## REQUIREMENTS
Skip the images. Copy the records exactly as written.

## DATA PROVIDED
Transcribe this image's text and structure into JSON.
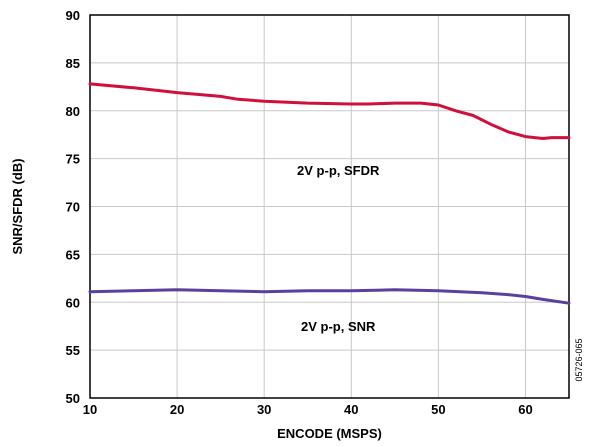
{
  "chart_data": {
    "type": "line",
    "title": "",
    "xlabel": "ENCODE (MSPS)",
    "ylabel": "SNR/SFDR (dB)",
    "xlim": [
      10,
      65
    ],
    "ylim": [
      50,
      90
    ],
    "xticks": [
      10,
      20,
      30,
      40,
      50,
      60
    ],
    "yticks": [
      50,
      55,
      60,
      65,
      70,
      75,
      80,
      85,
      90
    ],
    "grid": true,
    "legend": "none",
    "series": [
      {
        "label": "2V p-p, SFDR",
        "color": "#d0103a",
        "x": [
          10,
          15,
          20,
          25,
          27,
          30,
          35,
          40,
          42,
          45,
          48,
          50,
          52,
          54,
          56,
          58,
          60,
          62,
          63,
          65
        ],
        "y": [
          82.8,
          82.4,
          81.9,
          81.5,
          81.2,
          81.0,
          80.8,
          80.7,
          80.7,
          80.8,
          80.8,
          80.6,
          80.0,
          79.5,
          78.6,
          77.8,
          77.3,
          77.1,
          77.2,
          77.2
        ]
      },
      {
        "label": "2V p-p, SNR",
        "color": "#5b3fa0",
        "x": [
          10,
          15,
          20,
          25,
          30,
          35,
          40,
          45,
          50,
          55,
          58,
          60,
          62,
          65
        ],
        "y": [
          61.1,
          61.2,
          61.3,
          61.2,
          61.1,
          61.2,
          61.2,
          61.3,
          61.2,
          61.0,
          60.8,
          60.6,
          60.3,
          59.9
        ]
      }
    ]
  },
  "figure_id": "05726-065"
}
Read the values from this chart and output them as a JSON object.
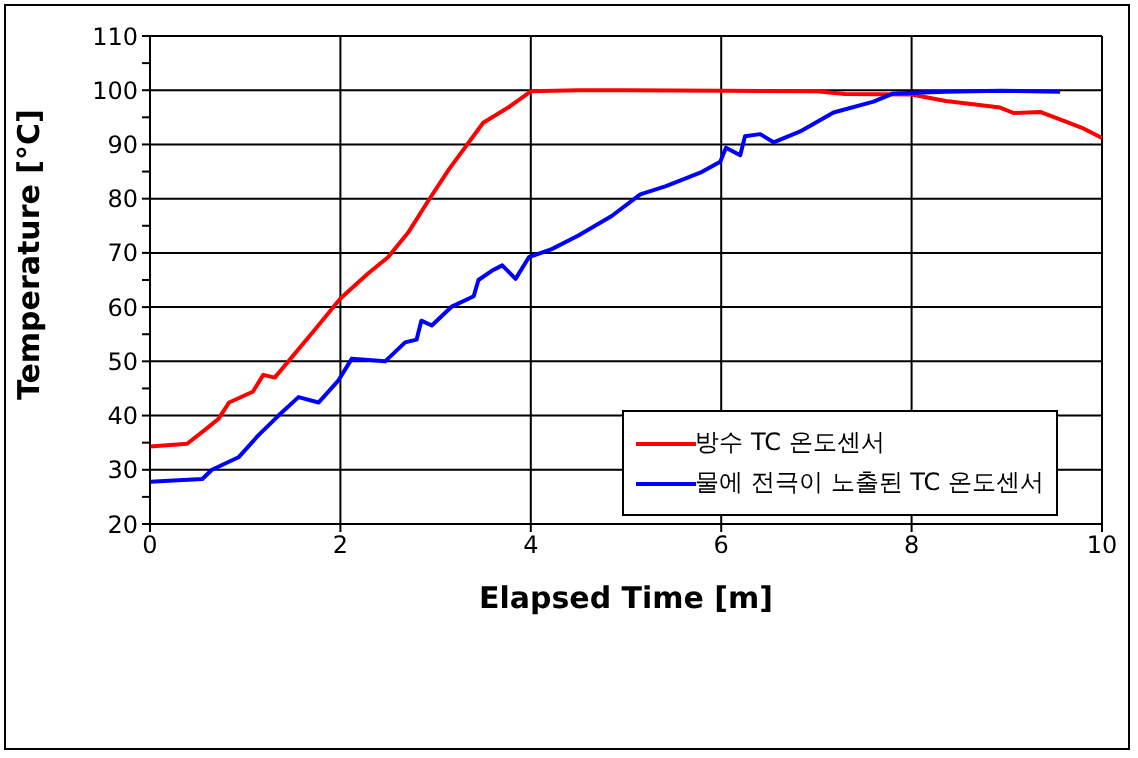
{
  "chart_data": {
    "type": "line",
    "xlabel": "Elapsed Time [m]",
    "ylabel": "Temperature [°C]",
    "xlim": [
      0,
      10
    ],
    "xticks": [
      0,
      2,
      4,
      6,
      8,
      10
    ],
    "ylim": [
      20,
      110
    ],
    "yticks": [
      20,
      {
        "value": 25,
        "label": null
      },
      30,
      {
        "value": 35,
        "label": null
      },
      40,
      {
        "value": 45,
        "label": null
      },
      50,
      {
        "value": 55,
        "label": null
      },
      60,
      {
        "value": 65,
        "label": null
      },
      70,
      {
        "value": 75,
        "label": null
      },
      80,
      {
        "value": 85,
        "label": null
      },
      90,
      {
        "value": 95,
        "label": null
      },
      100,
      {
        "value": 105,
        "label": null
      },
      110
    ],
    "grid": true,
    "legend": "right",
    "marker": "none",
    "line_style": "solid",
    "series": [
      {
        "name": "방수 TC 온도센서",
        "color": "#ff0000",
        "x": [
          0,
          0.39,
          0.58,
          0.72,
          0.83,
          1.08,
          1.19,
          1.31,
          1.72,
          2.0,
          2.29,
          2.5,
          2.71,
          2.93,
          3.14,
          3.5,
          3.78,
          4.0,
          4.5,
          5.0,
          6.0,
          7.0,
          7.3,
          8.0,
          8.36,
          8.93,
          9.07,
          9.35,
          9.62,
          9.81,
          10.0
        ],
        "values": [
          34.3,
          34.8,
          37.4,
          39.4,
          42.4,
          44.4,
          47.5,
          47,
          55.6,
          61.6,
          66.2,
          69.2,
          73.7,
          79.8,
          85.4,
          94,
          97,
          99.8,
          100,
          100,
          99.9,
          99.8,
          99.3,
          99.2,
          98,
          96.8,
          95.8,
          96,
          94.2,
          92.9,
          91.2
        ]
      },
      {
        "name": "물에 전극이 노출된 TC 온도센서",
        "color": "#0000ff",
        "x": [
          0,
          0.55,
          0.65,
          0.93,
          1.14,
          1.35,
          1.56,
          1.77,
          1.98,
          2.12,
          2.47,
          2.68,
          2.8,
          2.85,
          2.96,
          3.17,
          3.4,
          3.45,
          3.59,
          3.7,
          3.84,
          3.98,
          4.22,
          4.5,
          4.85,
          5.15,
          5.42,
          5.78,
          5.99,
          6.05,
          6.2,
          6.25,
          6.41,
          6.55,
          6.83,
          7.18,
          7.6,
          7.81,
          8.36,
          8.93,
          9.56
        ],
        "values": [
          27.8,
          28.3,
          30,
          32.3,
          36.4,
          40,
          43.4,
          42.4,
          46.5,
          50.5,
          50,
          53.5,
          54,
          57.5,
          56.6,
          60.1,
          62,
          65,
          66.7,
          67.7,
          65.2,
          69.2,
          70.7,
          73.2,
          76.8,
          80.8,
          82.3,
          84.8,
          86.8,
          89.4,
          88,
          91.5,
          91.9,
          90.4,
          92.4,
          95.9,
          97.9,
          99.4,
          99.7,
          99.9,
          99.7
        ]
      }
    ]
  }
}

## COMPLETED EXERCISE
Transcribe this image's text and structure into JSON.
{
  "chart_data": {
    "type": "line",
    "title": "",
    "xlabel": "ENCODE (MSPS)",
    "ylabel": "SNR/SFDR (dB)",
    "xlim": [
      10,
      65
    ],
    "ylim": [
      50,
      90
    ],
    "xticks": [
      10,
      20,
      30,
      40,
      50,
      60
    ],
    "yticks": [
      50,
      55,
      60,
      65,
      70,
      75,
      80,
      85,
      90
    ],
    "grid": true,
    "legend": "none",
    "series": [
      {
        "label": "2V p-p, SFDR",
        "color": "#d0103a",
        "x": [
          10,
          15,
          20,
          25,
          27,
          30,
          35,
          40,
          42,
          45,
          48,
          50,
          52,
          54,
          56,
          58,
          60,
          62,
          63,
          65
        ],
        "y": [
          82.8,
          82.4,
          81.9,
          81.5,
          81.2,
          81.0,
          80.8,
          80.7,
          80.7,
          80.8,
          80.8,
          80.6,
          80.0,
          79.5,
          78.6,
          77.8,
          77.3,
          77.1,
          77.2,
          77.2
        ]
      },
      {
        "label": "2V p-p, SNR",
        "color": "#5b3fa0",
        "x": [
          10,
          15,
          20,
          25,
          30,
          35,
          40,
          45,
          50,
          55,
          58,
          60,
          62,
          65
        ],
        "y": [
          61.1,
          61.2,
          61.3,
          61.2,
          61.1,
          61.2,
          61.2,
          61.3,
          61.2,
          61.0,
          60.8,
          60.6,
          60.3,
          59.9
        ]
      }
    ]
  },
  "figure_id": "05726-065"
}
Read the values from this chart and output them as a JSON object.
{
  "chart_data": {
    "type": "line",
    "xlabel": "Elapsed Time [m]",
    "ylabel": "Temperature [°C]",
    "xlim": [
      0,
      10
    ],
    "xticks": [
      0,
      2,
      4,
      6,
      8,
      10
    ],
    "ylim": [
      20,
      110
    ],
    "yticks": [
      20,
      {
        "value": 25,
        "label": null
      },
      30,
      {
        "value": 35,
        "label": null
      },
      40,
      {
        "value": 45,
        "label": null
      },
      50,
      {
        "value": 55,
        "label": null
      },
      60,
      {
        "value": 65,
        "label": null
      },
      70,
      {
        "value": 75,
        "label": null
      },
      80,
      {
        "value": 85,
        "label": null
      },
      90,
      {
        "value": 95,
        "label": null
      },
      100,
      {
        "value": 105,
        "label": null
      },
      110
    ],
    "grid": true,
    "legend": "right",
    "marker": "none",
    "line_style": "solid",
    "series": [
      {
        "name": "방수 TC 온도센서",
        "color": "#ff0000",
        "x": [
          0,
          0.39,
          0.58,
          0.72,
          0.83,
          1.08,
          1.19,
          1.31,
          1.72,
          2.0,
          2.29,
          2.5,
          2.71,
          2.93,
          3.14,
          3.5,
          3.78,
          4.0,
          4.5,
          5.0,
          6.0,
          7.0,
          7.3,
          8.0,
          8.36,
          8.93,
          9.07,
          9.35,
          9.62,
          9.81,
          10.0
        ],
        "values": [
          34.3,
          34.8,
          37.4,
          39.4,
          42.4,
          44.4,
          47.5,
          47,
          55.6,
          61.6,
          66.2,
          69.2,
          73.7,
          79.8,
          85.4,
          94,
          97,
          99.8,
          100,
          100,
          99.9,
          99.8,
          99.3,
          99.2,
          98,
          96.8,
          95.8,
          96,
          94.2,
          92.9,
          91.2
        ]
      },
      {
        "name": "물에 전극이 노출된 TC 온도센서",
        "color": "#0000ff",
        "x": [
          0,
          0.55,
          0.65,
          0.93,
          1.14,
          1.35,
          1.56,
          1.77,
          1.98,
          2.12,
          2.47,
          2.68,
          2.8,
          2.85,
          2.96,
          3.17,
          3.4,
          3.45,
          3.59,
          3.7,
          3.84,
          3.98,
          4.22,
          4.5,
          4.85,
          5.15,
          5.42,
          5.78,
          5.99,
          6.05,
          6.2,
          6.25,
          6.41,
          6.55,
          6.83,
          7.18,
          7.6,
          7.81,
          8.36,
          8.93,
          9.56
        ],
        "values": [
          27.8,
          28.3,
          30,
          32.3,
          36.4,
          40,
          43.4,
          42.4,
          46.5,
          50.5,
          50,
          53.5,
          54,
          57.5,
          56.6,
          60.1,
          62,
          65,
          66.7,
          67.7,
          65.2,
          69.2,
          70.7,
          73.2,
          76.8,
          80.8,
          82.3,
          84.8,
          86.8,
          89.4,
          88,
          91.5,
          91.9,
          90.4,
          92.4,
          95.9,
          97.9,
          99.4,
          99.7,
          99.9,
          99.7
        ]
      }
    ]
  }
}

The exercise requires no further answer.